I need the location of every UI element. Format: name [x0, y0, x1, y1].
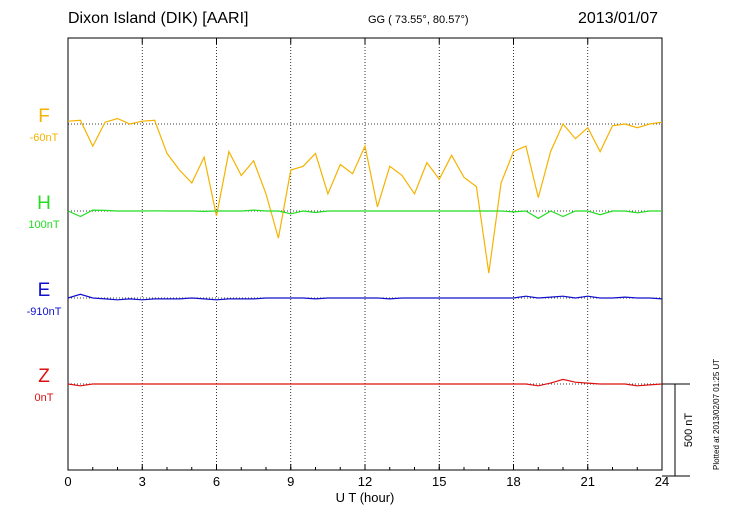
series-line-z	[67, 378, 663, 387]
baseline-label-h: 100nT	[28, 219, 59, 231]
baseline-label-z: 0nT	[35, 392, 54, 404]
x-tick-label: 12	[358, 474, 372, 489]
x-tick-label: 6	[213, 474, 220, 489]
series-line-h	[67, 209, 662, 220]
x-tick-label: 24	[655, 474, 669, 489]
series-label-z: Z	[38, 366, 50, 387]
scale-bar-label: 500 nT	[683, 413, 695, 448]
series-line-f	[67, 117, 663, 274]
x-tick-label: 21	[581, 474, 595, 489]
series-label-f: F	[38, 106, 50, 127]
station-title: Dixon Island (DIK) [AARI]	[68, 10, 249, 27]
series-label-h: H	[37, 193, 51, 214]
x-tick-label: 18	[506, 474, 520, 489]
x-axis-label: U T (hour)	[336, 490, 395, 505]
geographic-coordinates: GG ( 73.55°, 80.57°)	[368, 14, 469, 26]
baseline-label-f: -60nT	[30, 132, 59, 144]
plot-date: 2013/01/07	[578, 10, 659, 27]
series-line-e	[67, 293, 663, 301]
x-tick-label: 9	[287, 474, 294, 489]
x-tick-label: 3	[139, 474, 146, 489]
x-tick-label: 15	[432, 474, 446, 489]
baseline-label-e: -910nT	[27, 306, 62, 318]
x-tick-label: 0	[64, 474, 71, 489]
series-label-e: E	[38, 280, 51, 301]
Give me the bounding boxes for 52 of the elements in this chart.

----

**What to do**
Update the rows above, replacing every "x-tick-label" with "hour-tick-label" and changing nothing else. Please leave the pictures out of your version.

**Solution**
I need the location of every UI element. Format: name [x0, y0, x1, y1].
series-line-z	[67, 378, 663, 387]
baseline-label-h: 100nT	[28, 219, 59, 231]
baseline-label-z: 0nT	[35, 392, 54, 404]
hour-tick-label: 12	[358, 474, 372, 489]
hour-tick-label: 6	[213, 474, 220, 489]
series-line-h	[67, 209, 662, 220]
hour-tick-label: 24	[655, 474, 669, 489]
series-label-z: Z	[38, 366, 50, 387]
scale-bar-label: 500 nT	[683, 413, 695, 448]
series-line-f	[67, 117, 663, 274]
hour-tick-label: 21	[581, 474, 595, 489]
series-label-f: F	[38, 106, 50, 127]
station-title: Dixon Island (DIK) [AARI]	[68, 10, 249, 27]
series-label-h: H	[37, 193, 51, 214]
hour-tick-label: 18	[506, 474, 520, 489]
x-axis-label: U T (hour)	[336, 490, 395, 505]
geographic-coordinates: GG ( 73.55°, 80.57°)	[368, 14, 469, 26]
baseline-label-f: -60nT	[30, 132, 59, 144]
plot-date: 2013/01/07	[578, 10, 659, 27]
series-line-e	[67, 293, 663, 301]
hour-tick-label: 9	[287, 474, 294, 489]
hour-tick-label: 3	[139, 474, 146, 489]
hour-tick-label: 15	[432, 474, 446, 489]
baseline-label-e: -910nT	[27, 306, 62, 318]
hour-tick-label: 0	[64, 474, 71, 489]
series-label-e: E	[38, 280, 51, 301]
Give me the bounding boxes for 52 of the elements in this chart.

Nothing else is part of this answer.